Exercise input
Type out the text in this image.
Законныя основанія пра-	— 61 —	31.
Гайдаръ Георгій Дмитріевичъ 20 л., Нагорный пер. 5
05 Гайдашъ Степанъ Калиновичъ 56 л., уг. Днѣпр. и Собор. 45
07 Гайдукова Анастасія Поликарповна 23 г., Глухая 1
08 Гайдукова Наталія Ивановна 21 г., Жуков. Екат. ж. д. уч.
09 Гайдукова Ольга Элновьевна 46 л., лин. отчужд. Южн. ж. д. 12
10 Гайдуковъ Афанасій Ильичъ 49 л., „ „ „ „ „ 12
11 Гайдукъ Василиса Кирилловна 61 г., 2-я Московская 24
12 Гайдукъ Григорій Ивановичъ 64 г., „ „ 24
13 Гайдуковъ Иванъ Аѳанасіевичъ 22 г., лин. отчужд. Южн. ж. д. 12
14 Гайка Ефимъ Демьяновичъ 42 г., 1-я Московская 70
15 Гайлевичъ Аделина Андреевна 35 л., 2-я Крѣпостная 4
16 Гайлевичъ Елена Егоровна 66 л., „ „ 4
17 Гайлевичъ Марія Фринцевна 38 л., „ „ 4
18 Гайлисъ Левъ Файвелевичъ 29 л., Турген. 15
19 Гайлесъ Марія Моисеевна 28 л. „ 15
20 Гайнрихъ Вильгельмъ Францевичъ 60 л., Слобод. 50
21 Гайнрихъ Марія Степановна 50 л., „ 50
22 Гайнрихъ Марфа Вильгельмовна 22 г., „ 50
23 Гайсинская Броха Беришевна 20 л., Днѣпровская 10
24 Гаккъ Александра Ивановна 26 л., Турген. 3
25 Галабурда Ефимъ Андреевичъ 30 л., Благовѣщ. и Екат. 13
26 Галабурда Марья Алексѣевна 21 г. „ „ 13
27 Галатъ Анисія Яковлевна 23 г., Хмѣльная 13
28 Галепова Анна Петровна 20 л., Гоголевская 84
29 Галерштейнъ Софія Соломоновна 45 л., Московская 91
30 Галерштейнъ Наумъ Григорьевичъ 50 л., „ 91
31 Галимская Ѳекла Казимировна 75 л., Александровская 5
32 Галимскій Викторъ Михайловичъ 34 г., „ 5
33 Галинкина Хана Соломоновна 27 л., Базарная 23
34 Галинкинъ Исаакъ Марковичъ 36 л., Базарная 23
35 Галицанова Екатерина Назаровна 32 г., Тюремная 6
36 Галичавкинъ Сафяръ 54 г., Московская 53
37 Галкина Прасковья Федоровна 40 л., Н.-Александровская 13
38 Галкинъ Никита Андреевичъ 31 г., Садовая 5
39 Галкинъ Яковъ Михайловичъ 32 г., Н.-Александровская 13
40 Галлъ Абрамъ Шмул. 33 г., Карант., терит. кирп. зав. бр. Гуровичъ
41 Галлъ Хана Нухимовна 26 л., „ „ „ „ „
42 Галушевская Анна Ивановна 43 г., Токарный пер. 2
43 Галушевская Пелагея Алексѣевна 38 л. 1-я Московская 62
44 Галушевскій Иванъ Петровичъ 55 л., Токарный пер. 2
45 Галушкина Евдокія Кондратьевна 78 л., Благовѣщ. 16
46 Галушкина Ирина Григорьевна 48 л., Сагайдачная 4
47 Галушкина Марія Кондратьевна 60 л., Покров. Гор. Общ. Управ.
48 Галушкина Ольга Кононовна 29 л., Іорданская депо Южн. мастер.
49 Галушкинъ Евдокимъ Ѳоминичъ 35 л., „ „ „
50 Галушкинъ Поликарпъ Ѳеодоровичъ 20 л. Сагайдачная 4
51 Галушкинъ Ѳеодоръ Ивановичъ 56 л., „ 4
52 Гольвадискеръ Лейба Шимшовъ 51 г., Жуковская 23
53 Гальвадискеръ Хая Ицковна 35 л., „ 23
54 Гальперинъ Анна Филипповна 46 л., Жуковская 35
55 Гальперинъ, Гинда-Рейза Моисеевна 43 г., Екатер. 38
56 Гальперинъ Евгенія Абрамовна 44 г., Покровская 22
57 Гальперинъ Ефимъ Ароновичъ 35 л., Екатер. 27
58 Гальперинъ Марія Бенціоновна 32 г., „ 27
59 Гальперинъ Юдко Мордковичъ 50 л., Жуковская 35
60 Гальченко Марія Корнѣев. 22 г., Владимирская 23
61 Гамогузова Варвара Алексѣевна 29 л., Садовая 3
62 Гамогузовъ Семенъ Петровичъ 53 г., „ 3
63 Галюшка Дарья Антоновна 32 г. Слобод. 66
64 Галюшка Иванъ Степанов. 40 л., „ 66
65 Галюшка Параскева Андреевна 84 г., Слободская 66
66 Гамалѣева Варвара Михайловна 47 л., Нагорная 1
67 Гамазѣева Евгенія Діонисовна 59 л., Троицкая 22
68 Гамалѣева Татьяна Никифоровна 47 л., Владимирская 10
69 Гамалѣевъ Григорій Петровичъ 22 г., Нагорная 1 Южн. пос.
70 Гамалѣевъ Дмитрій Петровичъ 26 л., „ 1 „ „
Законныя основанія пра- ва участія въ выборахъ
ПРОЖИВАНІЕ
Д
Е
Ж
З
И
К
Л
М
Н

What is asked
Type out the material again exactly as presented.

Written reply
Type out the text in this image.
Законныя основанія пра-	— 61 —	31.
Гайдаръ Георгій Дмитріевичъ 20 л., Нагорный пер. 5
05 Гайдашъ Степанъ Калиновичъ 56 л., уг. Днѣпр. и Собор. 45
07 Гайдукова Анастасія Поликарповна 23 г., Глухая 1
08 Гайдукова Наталія Ивановна 21 г., Жуков. Екат. ж. д. уч.
09 Гайдукова Ольга Элновьевна 46 л., лин. отчужд. Южн. ж. д. 12
10 Гайдуковъ Афанасій Ильичъ 49 л., „ „ „ „ „ 12
11 Гайдукъ Василиса Кирилловна 61 г., 2-я Московская 24
12 Гайдукъ Григорій Ивановичъ 64 г., „ „ 24
13 Гайдуковъ Иванъ Аѳанасіевичъ 22 г., лин. отчужд. Южн. ж. д. 12
14 Гайка Ефимъ Демьяновичъ 42 г., 1-я Московская 70
15 Гайлевичъ Аделина Андреевна 35 л., 2-я Крѣпостная 4
16 Гайлевичъ Елена Егоровна 66 л., „ „ 4
17 Гайлевичъ Марія Фринцевна 38 л., „ „ 4
18 Гайлисъ Левъ Файвелевичъ 29 л., Турген. 15
19 Гайлесъ Марія Моисеевна 28 л. „ 15
20 Гайнрихъ Вильгельмъ Францевичъ 60 л., Слобод. 50
21 Гайнрихъ Марія Степановна 50 л., „ 50
22 Гайнрихъ Марфа Вильгельмовна 22 г., „ 50
23 Гайсинская Броха Беришевна 20 л., Днѣпровская 10
24 Гаккъ Александра Ивановна 26 л., Турген. 3
25 Галабурда Ефимъ Андреевичъ 30 л., Благовѣщ. и Екат. 13
26 Галабурда Марья Алексѣевна 21 г. „ „ 13
27 Галатъ Анисія Яковлевна 23 г., Хмѣльная 13
28 Галепова Анна Петровна 20 л., Гоголевская 84
29 Галерштейнъ Софія Соломоновна 45 л., Московская 91
30 Галерштейнъ Наумъ Григорьевичъ 50 л., „ 91
31 Галимская Ѳекла Казимировна 75 л., Александровская 5
32 Галимскій Викторъ Михайловичъ 34 г., „ 5
33 Галинкина Хана Соломоновна 27 л., Базарная 23
34 Галинкинъ Исаакъ Марковичъ 36 л., Базарная 23
35 Галицанова Екатерина Назаровна 32 г., Тюремная 6
36 Галичавкинъ Сафяръ 54 г., Московская 53
37 Галкина Прасковья Федоровна 40 л., Н.-Александровская 13
38 Галкинъ Никита Андреевичъ 31 г., Садовая 5
39 Галкинъ Яковъ Михайловичъ 32 г., Н.-Александровская 13
40 Галлъ Абрамъ Шмул. 33 г., Карант., терит. кирп. зав. бр. Гуровичъ
41 Галлъ Хана Нухимовна 26 л., „ „ „ „ „
42 Галушевская Анна Ивановна 43 г., Токарный пер. 2
43 Галушевская Пелагея Алексѣевна 38 л. 1-я Московская 62
44 Галушевскій Иванъ Петровичъ 55 л., Токарный пер. 2
45 Галушкина Евдокія Кондратьевна 78 л., Благовѣщ. 16
46 Галушкина Ирина Григорьевна 48 л., Сагайдачная 4
47 Галушкина Марія Кондратьевна 60 л., Покров. Гор. Общ. Управ.
48 Галушкина Ольга Кононовна 29 л., Іорданская депо Южн. мастер.
49 Галушкинъ Евдокимъ Ѳоминичъ 35 л., „ „ „
50 Галушкинъ Поликарпъ Ѳеодоровичъ 20 л. Сагайдачная 4
51 Галушкинъ Ѳеодоръ Ивановичъ 56 л., „ 4
52 Гольвадискеръ Лейба Шимшовъ 51 г., Жуковская 23
53 Гальвадискеръ Хая Ицковна 35 л., „ 23
54 Гальперинъ Анна Филипповна 46 л., Жуковская 35
55 Гальперинъ, Гинда-Рейза Моисеевна 43 г., Екатер. 38
56 Гальперинъ Евгенія Абрамовна 44 г., Покровская 22
57 Гальперинъ Ефимъ Ароновичъ 35 л., Екатер. 27
58 Гальперинъ Марія Бенціоновна 32 г., „ 27
59 Гальперинъ Юдко Мордковичъ 50 л., Жуковская 35
60 Гальченко Марія Корнѣев. 22 г., Владимирская 23
61 Гамогузова Варвара Алексѣевна 29 л., Садовая 3
62 Гамогузовъ Семенъ Петровичъ 53 г., „ 3
63 Галюшка Дарья Антоновна 32 г. Слобод. 66
64 Галюшка Иванъ Степанов. 40 л., „ 66
65 Галюшка Параскева Андреевна 84 г., Слободская 66
66 Гамалѣева Варвара Михайловна 47 л., Нагорная 1
67 Гамазѣева Евгенія Діонисовна 59 л., Троицкая 22
68 Гамалѣева Татьяна Никифоровна 47 л., Владимирская 10
69 Гамалѣевъ Григорій Петровичъ 22 г., Нагорная 1 Южн. пос.
70 Гамалѣевъ Дмитрій Петровичъ 26 л., „ 1 „ „
Законныя основанія пра- ва участія въ выборахъ
ПРОЖИВАНІЕ
Д
Е
Ж
З
И
К
Л
М
Н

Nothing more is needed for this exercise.